## begin Supplied material
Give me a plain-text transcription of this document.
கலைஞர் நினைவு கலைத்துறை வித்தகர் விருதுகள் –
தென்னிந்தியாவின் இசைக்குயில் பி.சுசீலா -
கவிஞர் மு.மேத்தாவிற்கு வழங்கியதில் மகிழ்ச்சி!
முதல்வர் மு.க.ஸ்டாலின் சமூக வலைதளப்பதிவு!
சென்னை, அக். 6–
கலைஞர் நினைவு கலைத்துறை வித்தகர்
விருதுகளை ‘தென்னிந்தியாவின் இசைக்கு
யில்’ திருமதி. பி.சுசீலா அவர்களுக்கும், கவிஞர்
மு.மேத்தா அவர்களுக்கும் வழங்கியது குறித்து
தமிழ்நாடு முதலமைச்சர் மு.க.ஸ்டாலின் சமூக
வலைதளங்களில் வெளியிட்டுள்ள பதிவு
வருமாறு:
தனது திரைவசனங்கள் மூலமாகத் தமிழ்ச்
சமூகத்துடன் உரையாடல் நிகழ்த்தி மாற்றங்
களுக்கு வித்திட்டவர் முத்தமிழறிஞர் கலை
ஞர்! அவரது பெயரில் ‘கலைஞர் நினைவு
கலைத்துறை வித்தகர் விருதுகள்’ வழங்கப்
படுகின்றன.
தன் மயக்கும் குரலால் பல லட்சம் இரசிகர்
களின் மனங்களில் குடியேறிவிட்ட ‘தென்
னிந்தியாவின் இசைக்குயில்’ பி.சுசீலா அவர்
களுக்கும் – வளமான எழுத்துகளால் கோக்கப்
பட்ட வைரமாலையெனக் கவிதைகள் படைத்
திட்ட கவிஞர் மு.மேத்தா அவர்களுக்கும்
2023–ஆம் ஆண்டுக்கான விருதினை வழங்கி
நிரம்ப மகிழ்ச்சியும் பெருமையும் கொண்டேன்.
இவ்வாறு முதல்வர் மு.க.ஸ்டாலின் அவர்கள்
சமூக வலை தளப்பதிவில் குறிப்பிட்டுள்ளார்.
## end Supplied material
▶ Written request: Retype the data exactly as given.

▶ Response to the task:
Give me a plain-text transcription of this document.
கலைஞர் நினைவு கலைத்துறை வித்தகர் விருதுகள் –
தென்னிந்தியாவின் இசைக்குயில் பி.சுசீலா -
கவிஞர் மு.மேத்தாவிற்கு வழங்கியதில் மகிழ்ச்சி!
முதல்வர் மு.க.ஸ்டாலின் சமூக வலைதளப்பதிவு!
சென்னை, அக். 6–
கலைஞர் நினைவு கலைத்துறை வித்தகர்
விருதுகளை ‘தென்னிந்தியாவின் இசைக்கு
யில்’ திருமதி. பி.சுசீலா அவர்களுக்கும், கவிஞர்
மு.மேத்தா அவர்களுக்கும் வழங்கியது குறித்து
தமிழ்நாடு முதலமைச்சர் மு.க.ஸ்டாலின் சமூக
வலைதளங்களில் வெளியிட்டுள்ள பதிவு
வருமாறு:
தனது திரைவசனங்கள் மூலமாகத் தமிழ்ச்
சமூகத்துடன் உரையாடல் நிகழ்த்தி மாற்றங்
களுக்கு வித்திட்டவர் முத்தமிழறிஞர் கலை
ஞர்! அவரது பெயரில் ‘கலைஞர் நினைவு
கலைத்துறை வித்தகர் விருதுகள்’ வழங்கப்
படுகின்றன.
தன் மயக்கும் குரலால் பல லட்சம் இரசிகர்
களின் மனங்களில் குடியேறிவிட்ட ‘தென்
னிந்தியாவின் இசைக்குயில்’ பி.சுசீலா அவர்
களுக்கும் – வளமான எழுத்துகளால் கோக்கப்
பட்ட வைரமாலையெனக் கவிதைகள் படைத்
திட்ட கவிஞர் மு.மேத்தா அவர்களுக்கும்
2023–ஆம் ஆண்டுக்கான விருதினை வழங்கி
நிரம்ப மகிழ்ச்சியும் பெருமையும் கொண்டேன்.
இவ்வாறு முதல்வர் மு.க.ஸ்டாலின் அவர்கள்
சமூக வலை தளப்பதிவில் குறிப்பிட்டுள்ளார்.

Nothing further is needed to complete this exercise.